§ **Objective**
Check every line below for the word "color" and show those that hold it.
= = = =
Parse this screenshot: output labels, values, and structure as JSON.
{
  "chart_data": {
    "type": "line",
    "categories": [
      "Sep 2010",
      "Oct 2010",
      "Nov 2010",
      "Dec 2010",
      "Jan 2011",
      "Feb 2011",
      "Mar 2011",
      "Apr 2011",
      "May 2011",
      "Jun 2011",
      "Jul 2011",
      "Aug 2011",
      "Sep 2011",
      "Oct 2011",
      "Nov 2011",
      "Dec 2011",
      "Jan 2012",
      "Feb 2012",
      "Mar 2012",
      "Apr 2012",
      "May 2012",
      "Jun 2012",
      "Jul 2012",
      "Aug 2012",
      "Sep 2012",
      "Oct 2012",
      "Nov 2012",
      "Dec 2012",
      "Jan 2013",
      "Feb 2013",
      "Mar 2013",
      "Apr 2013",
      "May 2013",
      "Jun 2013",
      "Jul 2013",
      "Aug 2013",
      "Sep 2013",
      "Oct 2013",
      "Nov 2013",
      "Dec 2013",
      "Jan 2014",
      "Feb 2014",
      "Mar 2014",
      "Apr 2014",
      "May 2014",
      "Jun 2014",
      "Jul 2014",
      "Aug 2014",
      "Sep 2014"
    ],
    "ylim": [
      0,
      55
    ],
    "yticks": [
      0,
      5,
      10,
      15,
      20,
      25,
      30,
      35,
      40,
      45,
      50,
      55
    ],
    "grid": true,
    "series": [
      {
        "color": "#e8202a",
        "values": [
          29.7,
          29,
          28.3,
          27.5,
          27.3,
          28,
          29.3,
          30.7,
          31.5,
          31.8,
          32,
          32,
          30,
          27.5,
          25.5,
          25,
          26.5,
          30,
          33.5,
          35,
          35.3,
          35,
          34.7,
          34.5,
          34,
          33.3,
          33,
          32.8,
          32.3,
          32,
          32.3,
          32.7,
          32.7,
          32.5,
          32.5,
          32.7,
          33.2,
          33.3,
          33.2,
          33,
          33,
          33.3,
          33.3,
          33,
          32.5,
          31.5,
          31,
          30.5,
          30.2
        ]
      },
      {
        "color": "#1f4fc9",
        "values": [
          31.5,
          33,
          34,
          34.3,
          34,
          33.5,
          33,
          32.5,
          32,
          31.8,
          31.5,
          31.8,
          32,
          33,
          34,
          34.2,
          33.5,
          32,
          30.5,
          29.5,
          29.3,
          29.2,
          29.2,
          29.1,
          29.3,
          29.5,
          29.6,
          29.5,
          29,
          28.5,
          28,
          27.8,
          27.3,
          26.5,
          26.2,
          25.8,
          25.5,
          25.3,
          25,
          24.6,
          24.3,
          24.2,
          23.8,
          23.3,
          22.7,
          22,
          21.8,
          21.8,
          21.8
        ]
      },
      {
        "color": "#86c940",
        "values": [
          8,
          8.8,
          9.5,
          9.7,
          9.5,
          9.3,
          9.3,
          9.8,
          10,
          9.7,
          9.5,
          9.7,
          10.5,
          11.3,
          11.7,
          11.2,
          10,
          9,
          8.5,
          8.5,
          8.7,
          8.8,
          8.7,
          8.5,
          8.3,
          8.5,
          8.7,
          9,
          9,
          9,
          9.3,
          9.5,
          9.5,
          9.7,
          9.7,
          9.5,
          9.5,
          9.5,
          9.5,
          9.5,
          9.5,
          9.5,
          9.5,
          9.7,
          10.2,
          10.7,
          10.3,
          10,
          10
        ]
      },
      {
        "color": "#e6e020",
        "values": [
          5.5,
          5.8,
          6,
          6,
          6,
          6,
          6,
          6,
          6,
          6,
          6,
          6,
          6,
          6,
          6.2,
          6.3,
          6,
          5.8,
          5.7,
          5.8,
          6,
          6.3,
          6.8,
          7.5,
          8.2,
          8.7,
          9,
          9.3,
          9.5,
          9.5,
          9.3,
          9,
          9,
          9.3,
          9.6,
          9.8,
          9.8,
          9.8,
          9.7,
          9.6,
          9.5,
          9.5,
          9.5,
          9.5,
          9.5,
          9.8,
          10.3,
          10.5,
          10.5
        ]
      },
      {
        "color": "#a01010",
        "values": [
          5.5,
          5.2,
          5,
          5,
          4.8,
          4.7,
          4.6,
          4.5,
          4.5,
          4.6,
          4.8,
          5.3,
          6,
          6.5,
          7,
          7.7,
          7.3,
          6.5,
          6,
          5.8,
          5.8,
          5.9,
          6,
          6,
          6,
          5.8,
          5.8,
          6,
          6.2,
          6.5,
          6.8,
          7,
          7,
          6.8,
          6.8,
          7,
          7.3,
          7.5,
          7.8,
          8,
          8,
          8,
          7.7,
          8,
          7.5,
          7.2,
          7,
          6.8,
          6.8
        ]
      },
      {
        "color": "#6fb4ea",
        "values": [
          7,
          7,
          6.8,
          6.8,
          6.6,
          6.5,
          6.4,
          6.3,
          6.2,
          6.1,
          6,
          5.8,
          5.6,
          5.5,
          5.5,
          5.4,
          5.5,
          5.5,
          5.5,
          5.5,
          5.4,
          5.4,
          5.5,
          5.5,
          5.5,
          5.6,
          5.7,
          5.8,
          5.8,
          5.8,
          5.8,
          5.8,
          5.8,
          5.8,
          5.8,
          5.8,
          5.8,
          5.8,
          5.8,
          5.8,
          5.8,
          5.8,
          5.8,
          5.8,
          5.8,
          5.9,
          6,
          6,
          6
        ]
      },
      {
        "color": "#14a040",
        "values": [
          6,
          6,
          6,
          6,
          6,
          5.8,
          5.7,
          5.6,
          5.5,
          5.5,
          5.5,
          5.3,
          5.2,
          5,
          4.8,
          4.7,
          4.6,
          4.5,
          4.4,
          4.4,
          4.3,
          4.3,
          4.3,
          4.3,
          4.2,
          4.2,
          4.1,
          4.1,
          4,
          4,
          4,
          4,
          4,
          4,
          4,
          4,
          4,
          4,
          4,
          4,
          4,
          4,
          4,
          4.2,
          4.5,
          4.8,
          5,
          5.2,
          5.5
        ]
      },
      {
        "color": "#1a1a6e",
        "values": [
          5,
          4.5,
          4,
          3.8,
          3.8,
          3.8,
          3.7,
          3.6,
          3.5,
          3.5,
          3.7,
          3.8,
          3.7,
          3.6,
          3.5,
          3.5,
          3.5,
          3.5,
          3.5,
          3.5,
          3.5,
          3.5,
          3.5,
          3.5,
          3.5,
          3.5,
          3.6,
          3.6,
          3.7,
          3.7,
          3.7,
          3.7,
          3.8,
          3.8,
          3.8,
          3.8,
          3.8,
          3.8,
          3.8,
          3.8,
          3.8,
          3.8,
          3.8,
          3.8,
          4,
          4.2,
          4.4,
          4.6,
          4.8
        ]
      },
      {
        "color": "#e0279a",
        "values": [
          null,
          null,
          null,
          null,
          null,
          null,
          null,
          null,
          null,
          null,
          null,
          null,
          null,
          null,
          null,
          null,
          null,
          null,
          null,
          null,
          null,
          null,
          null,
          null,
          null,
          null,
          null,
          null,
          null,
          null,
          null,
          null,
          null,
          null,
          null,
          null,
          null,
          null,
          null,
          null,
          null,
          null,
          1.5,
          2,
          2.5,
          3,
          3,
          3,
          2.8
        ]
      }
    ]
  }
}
= = = =
§ **Exercise result**
        "color": "#e8202a",
        "color": "#1f4fc9",
        "color": "#86c940",
        "color": "#e6e020",
        "color": "#a01010",
        "color": "#6fb4ea",
        "color": "#14a040",
        "color": "#1a1a6e",
        "color": "#e0279a",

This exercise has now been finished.